■ What the task requires
Omit the images. Copy each entry word for word.

■ Data listing
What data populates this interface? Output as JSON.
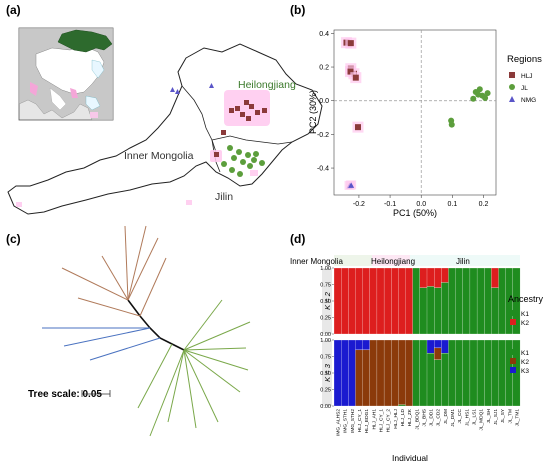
{
  "panels": {
    "a": {
      "label": "(a)",
      "regions": {
        "inner_mongolia": "Inner Mongolia",
        "heilongjiang": "Heilongjiang",
        "jilin": "Jilin"
      }
    },
    "b": {
      "label": "(b)",
      "legend_title": "Regions",
      "legend_items": [
        "HLJ",
        "JL",
        "NMG"
      ]
    },
    "c": {
      "label": "(c)",
      "tree_scale_label": "Tree scale: 0.05"
    },
    "d": {
      "label": "(d)",
      "groups": [
        "Inner Mongolia",
        "Heilongjiang",
        "Jilin"
      ],
      "k2_label": "K = 2",
      "k3_label": "K = 3",
      "legend_title": "Ancestry",
      "k2_legend": [
        "K1",
        "K2"
      ],
      "k3_legend": [
        "K1",
        "K2",
        "K3"
      ],
      "x_title": "Individual",
      "y_ticks": [
        "1.00",
        "0.75",
        "0.50",
        "0.25",
        "0.00"
      ]
    }
  },
  "colors": {
    "hlj": "#8b3a3a",
    "jl": "#5c9e3c",
    "nmg": "#5a55c8",
    "k1": "#1f8c1f",
    "k2_k2": "#dd1e1e",
    "k3_k2": "#8b3a0a",
    "k3_k3": "#1a1ad0",
    "tree_brown": "#b07a5a",
    "tree_blue": "#4a72c0",
    "tree_green": "#7aa84a",
    "map_fill": "#ffffff",
    "map_stroke": "#222222",
    "highlight": "#ffc8ee"
  },
  "chart_data": [
    {
      "type": "scatter",
      "panel": "b",
      "xlabel": "PC1 (50%)",
      "ylabel": "PC2 (30%)",
      "xlim": [
        -0.28,
        0.24
      ],
      "ylim": [
        -0.56,
        0.42
      ],
      "x_ticks": [
        "-0.2",
        "-0.1",
        "0.0",
        "0.1",
        "0.2"
      ],
      "y_ticks": [
        "0.4",
        "0.2",
        "0.0",
        "-0.2",
        "-0.4"
      ],
      "legend_title": "Regions",
      "series": [
        {
          "name": "HLJ",
          "marker": "square",
          "points": [
            [
              -0.24,
              0.345
            ],
            [
              -0.226,
              0.342
            ],
            [
              -0.226,
              0.19
            ],
            [
              -0.216,
              0.16
            ],
            [
              -0.227,
              0.173
            ],
            [
              -0.21,
              0.137
            ],
            [
              -0.203,
              -0.157
            ]
          ]
        },
        {
          "name": "JL",
          "marker": "circle",
          "points": [
            [
              0.167,
              0.012
            ],
            [
              0.183,
              0.036
            ],
            [
              0.196,
              0.03
            ],
            [
              0.188,
              0.068
            ],
            [
              0.205,
              0.016
            ],
            [
              0.213,
              0.045
            ],
            [
              0.096,
              -0.118
            ],
            [
              0.098,
              -0.142
            ],
            [
              0.175,
              0.052
            ]
          ]
        },
        {
          "name": "NMG",
          "marker": "triangle",
          "points": [
            [
              -0.23,
              -0.506
            ],
            [
              -0.225,
              -0.503
            ]
          ]
        }
      ]
    },
    {
      "type": "bar",
      "panel": "d",
      "stacked": true,
      "xlabel": "Individual",
      "categories": [
        "IMG_ALHS2",
        "IMG_STH1",
        "IMG_STH2",
        "HLJ_CY_1",
        "HLJ_EDG1",
        "HLJ_AH1",
        "HLJ_CY_1",
        "HLJ_CY_2",
        "HLJ_HLJ",
        "HLJ_LD",
        "HLJ_ZK",
        "JL_BDQ1",
        "JL_BHS",
        "JL_DD1",
        "JL_CD2",
        "JL_DM",
        "JL_DM1",
        "JL_CC",
        "JL_HS1",
        "JL_LS1",
        "JL_MDQ1",
        "JL_SH",
        "JL_SJ1",
        "JL_SY",
        "JL_TM",
        "JL_TM1"
      ],
      "k2": {
        "K1": [
          0,
          0,
          0,
          0,
          0,
          0,
          0,
          0,
          0,
          0,
          0,
          1,
          0.7,
          0.72,
          0.7,
          0.78,
          1,
          1,
          1,
          1,
          1,
          1,
          0.7,
          1,
          1,
          1
        ],
        "K2": [
          1,
          1,
          1,
          1,
          1,
          1,
          1,
          1,
          1,
          1,
          1,
          0,
          0.3,
          0.28,
          0.3,
          0.22,
          0,
          0,
          0,
          0,
          0,
          0,
          0.3,
          0,
          0,
          0
        ]
      },
      "k3": {
        "K1": [
          0,
          0,
          0,
          0,
          0,
          0,
          0,
          0,
          0,
          0.02,
          0,
          1,
          1,
          0.8,
          0.7,
          0.8,
          1,
          1,
          1,
          1,
          1,
          1,
          1,
          1,
          1,
          1
        ],
        "K2": [
          0,
          0,
          0,
          0.85,
          0.85,
          1,
          1,
          1,
          1,
          0.98,
          1,
          0,
          0,
          0,
          0.18,
          0,
          0,
          0,
          0,
          0,
          0,
          0,
          0,
          0,
          0,
          0
        ],
        "K3": [
          1,
          1,
          1,
          0.15,
          0.15,
          0,
          0,
          0,
          0,
          0,
          0,
          0,
          0,
          0.2,
          0.12,
          0.2,
          0,
          0,
          0,
          0,
          0,
          0,
          0,
          0,
          0,
          0
        ]
      }
    }
  ]
}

■ Output of the task
What data populates this interface? Output as JSON.
{
  "panels": {
    "a": {
      "label": "(a)",
      "regions": {
        "inner_mongolia": "Inner Mongolia",
        "heilongjiang": "Heilongjiang",
        "jilin": "Jilin"
      }
    },
    "b": {
      "label": "(b)",
      "legend_title": "Regions",
      "legend_items": [
        "HLJ",
        "JL",
        "NMG"
      ]
    },
    "c": {
      "label": "(c)",
      "tree_scale_label": "Tree scale: 0.05"
    },
    "d": {
      "label": "(d)",
      "groups": [
        "Inner Mongolia",
        "Heilongjiang",
        "Jilin"
      ],
      "k2_label": "K = 2",
      "k3_label": "K = 3",
      "legend_title": "Ancestry",
      "k2_legend": [
        "K1",
        "K2"
      ],
      "k3_legend": [
        "K1",
        "K2",
        "K3"
      ],
      "x_title": "Individual",
      "y_ticks": [
        "1.00",
        "0.75",
        "0.50",
        "0.25",
        "0.00"
      ]
    }
  },
  "colors": {
    "hlj": "#8b3a3a",
    "jl": "#5c9e3c",
    "nmg": "#5a55c8",
    "k1": "#1f8c1f",
    "k2_k2": "#dd1e1e",
    "k3_k2": "#8b3a0a",
    "k3_k3": "#1a1ad0",
    "tree_brown": "#b07a5a",
    "tree_blue": "#4a72c0",
    "tree_green": "#7aa84a",
    "map_fill": "#ffffff",
    "map_stroke": "#222222",
    "highlight": "#ffc8ee"
  },
  "chart_data": [
    {
      "type": "scatter",
      "panel": "b",
      "xlabel": "PC1 (50%)",
      "ylabel": "PC2 (30%)",
      "xlim": [
        -0.28,
        0.24
      ],
      "ylim": [
        -0.56,
        0.42
      ],
      "x_ticks": [
        "-0.2",
        "-0.1",
        "0.0",
        "0.1",
        "0.2"
      ],
      "y_ticks": [
        "0.4",
        "0.2",
        "0.0",
        "-0.2",
        "-0.4"
      ],
      "legend_title": "Regions",
      "series": [
        {
          "name": "HLJ",
          "marker": "square",
          "points": [
            [
              -0.24,
              0.345
            ],
            [
              -0.226,
              0.342
            ],
            [
              -0.226,
              0.19
            ],
            [
              -0.216,
              0.16
            ],
            [
              -0.227,
              0.173
            ],
            [
              -0.21,
              0.137
            ],
            [
              -0.203,
              -0.157
            ]
          ]
        },
        {
          "name": "JL",
          "marker": "circle",
          "points": [
            [
              0.167,
              0.012
            ],
            [
              0.183,
              0.036
            ],
            [
              0.196,
              0.03
            ],
            [
              0.188,
              0.068
            ],
            [
              0.205,
              0.016
            ],
            [
              0.213,
              0.045
            ],
            [
              0.096,
              -0.118
            ],
            [
              0.098,
              -0.142
            ],
            [
              0.175,
              0.052
            ]
          ]
        },
        {
          "name": "NMG",
          "marker": "triangle",
          "points": [
            [
              -0.23,
              -0.506
            ],
            [
              -0.225,
              -0.503
            ]
          ]
        }
      ]
    },
    {
      "type": "bar",
      "panel": "d",
      "stacked": true,
      "xlabel": "Individual",
      "categories": [
        "IMG_ALHS2",
        "IMG_STH1",
        "IMG_STH2",
        "HLJ_CY_1",
        "HLJ_EDG1",
        "HLJ_AH1",
        "HLJ_CY_1",
        "HLJ_CY_2",
        "HLJ_HLJ",
        "HLJ_LD",
        "HLJ_ZK",
        "JL_BDQ1",
        "JL_BHS",
        "JL_DD1",
        "JL_CD2",
        "JL_DM",
        "JL_DM1",
        "JL_CC",
        "JL_HS1",
        "JL_LS1",
        "JL_MDQ1",
        "JL_SH",
        "JL_SJ1",
        "JL_SY",
        "JL_TM",
        "JL_TM1"
      ],
      "k2": {
        "K1": [
          0,
          0,
          0,
          0,
          0,
          0,
          0,
          0,
          0,
          0,
          0,
          1,
          0.7,
          0.72,
          0.7,
          0.78,
          1,
          1,
          1,
          1,
          1,
          1,
          0.7,
          1,
          1,
          1
        ],
        "K2": [
          1,
          1,
          1,
          1,
          1,
          1,
          1,
          1,
          1,
          1,
          1,
          0,
          0.3,
          0.28,
          0.3,
          0.22,
          0,
          0,
          0,
          0,
          0,
          0,
          0.3,
          0,
          0,
          0
        ]
      },
      "k3": {
        "K1": [
          0,
          0,
          0,
          0,
          0,
          0,
          0,
          0,
          0,
          0.02,
          0,
          1,
          1,
          0.8,
          0.7,
          0.8,
          1,
          1,
          1,
          1,
          1,
          1,
          1,
          1,
          1,
          1
        ],
        "K2": [
          0,
          0,
          0,
          0.85,
          0.85,
          1,
          1,
          1,
          1,
          0.98,
          1,
          0,
          0,
          0,
          0.18,
          0,
          0,
          0,
          0,
          0,
          0,
          0,
          0,
          0,
          0,
          0
        ],
        "K3": [
          1,
          1,
          1,
          0.15,
          0.15,
          0,
          0,
          0,
          0,
          0,
          0,
          0,
          0,
          0.2,
          0.12,
          0.2,
          0,
          0,
          0,
          0,
          0,
          0,
          0,
          0,
          0,
          0
        ]
      }
    }
  ]
}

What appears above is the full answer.